:: WHAT IS ASKED ::
Give the number of lines containing the word "structured", and nothing else.

★ ★ ★ ★ ★

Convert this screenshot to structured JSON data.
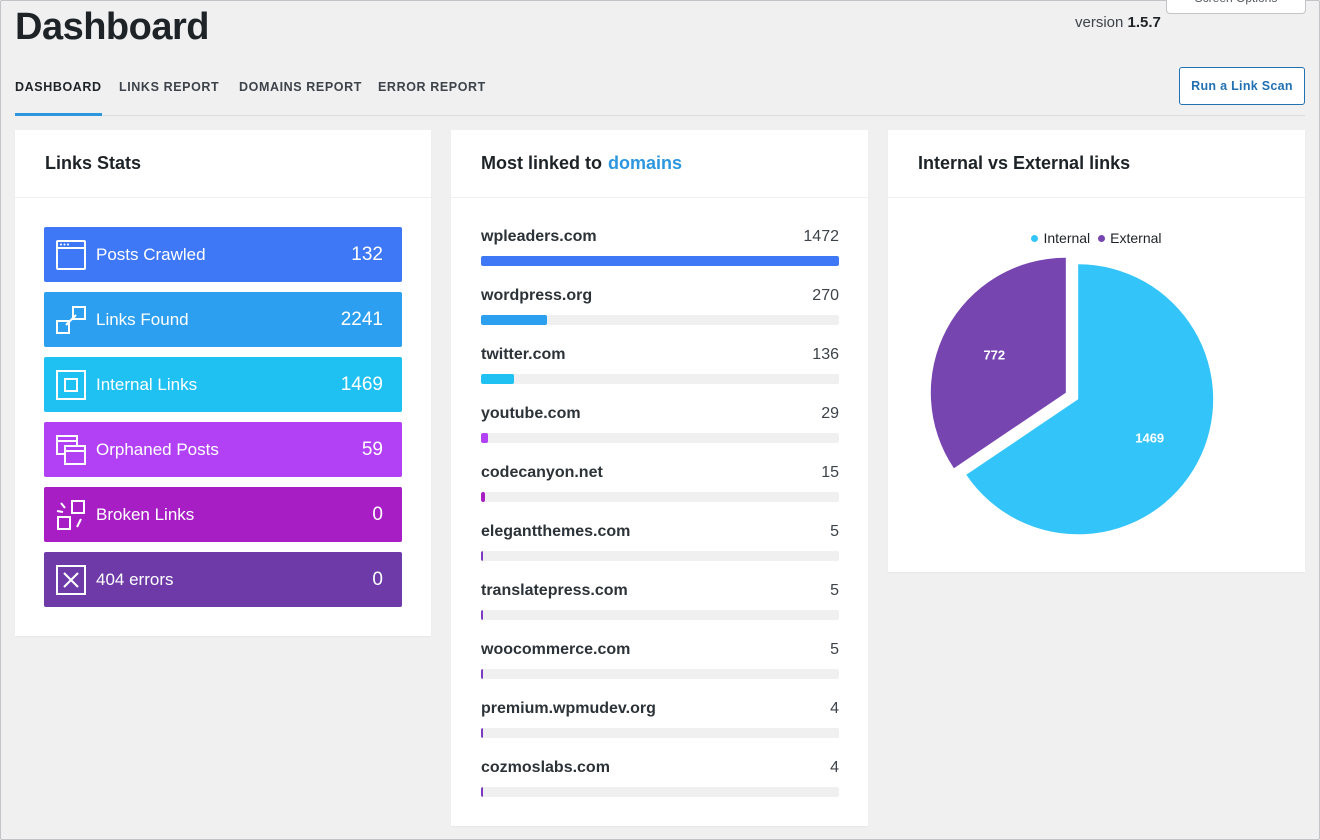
{
  "header": {
    "title": "Dashboard",
    "version_prefix": "version",
    "version_number": "1.5.7",
    "screen_options_label": "Screen Options"
  },
  "tabs": [
    {
      "label": "DASHBOARD",
      "active": true
    },
    {
      "label": "LINKS REPORT",
      "active": false
    },
    {
      "label": "DOMAINS REPORT",
      "active": false
    },
    {
      "label": "ERROR REPORT",
      "active": false
    }
  ],
  "scan_button_label": "Run a Link Scan",
  "links_stats": {
    "title": "Links Stats",
    "items": [
      {
        "label": "Posts Crawled",
        "value": "132",
        "icon": "browser-window-icon",
        "color": "#3f78f6"
      },
      {
        "label": "Links Found",
        "value": "2241",
        "icon": "link-icon",
        "color": "#2c9ff0"
      },
      {
        "label": "Internal Links",
        "value": "1469",
        "icon": "internal-link-icon",
        "color": "#1fc0f2"
      },
      {
        "label": "Orphaned Posts",
        "value": "59",
        "icon": "stacked-windows-icon",
        "color": "#b240f4"
      },
      {
        "label": "Broken Links",
        "value": "0",
        "icon": "broken-link-icon",
        "color": "#a71fc4"
      },
      {
        "label": "404 errors",
        "value": "0",
        "icon": "x-box-icon",
        "color": "#6e3aa8"
      }
    ]
  },
  "domains": {
    "title_prefix": "Most linked to",
    "title_accent": "domains",
    "max": 1472,
    "items": [
      {
        "name": "wpleaders.com",
        "count": 1472,
        "color": "#3f78f6"
      },
      {
        "name": "wordpress.org",
        "count": 270,
        "color": "#2c9ff0"
      },
      {
        "name": "twitter.com",
        "count": 136,
        "color": "#1fc0f2"
      },
      {
        "name": "youtube.com",
        "count": 29,
        "color": "#b240f4"
      },
      {
        "name": "codecanyon.net",
        "count": 15,
        "color": "#a71fc4"
      },
      {
        "name": "elegantthemes.com",
        "count": 5,
        "color": "#7b3ac0"
      },
      {
        "name": "translatepress.com",
        "count": 5,
        "color": "#7b3ac0"
      },
      {
        "name": "woocommerce.com",
        "count": 5,
        "color": "#7b3ac0"
      },
      {
        "name": "premium.wpmudev.org",
        "count": 4,
        "color": "#7b3ac0"
      },
      {
        "name": "cozmoslabs.com",
        "count": 4,
        "color": "#7b3ac0"
      }
    ]
  },
  "chart_card": {
    "title": "Internal vs External links"
  },
  "chart_data": {
    "type": "pie",
    "title": "Internal vs External links",
    "legend": "top",
    "categories": [
      "Internal",
      "External"
    ],
    "values": [
      1469,
      772
    ],
    "colors": [
      "#33c4fa",
      "#7745b0"
    ]
  }
}
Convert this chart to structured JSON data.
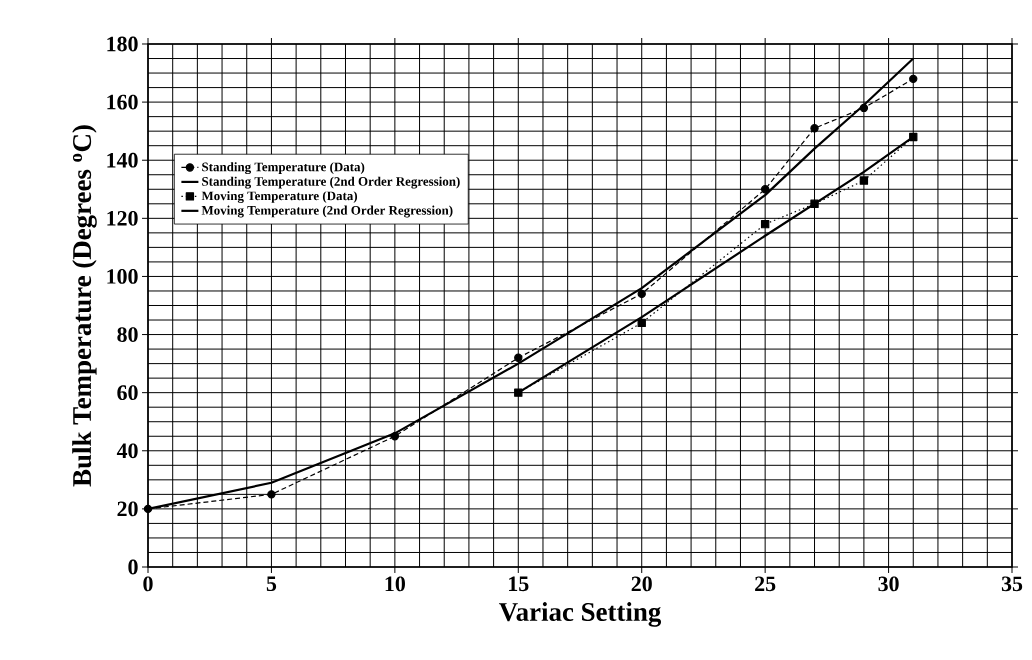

★ ★ ★ ★ ★

:: COMPLETE ANSWER ::
2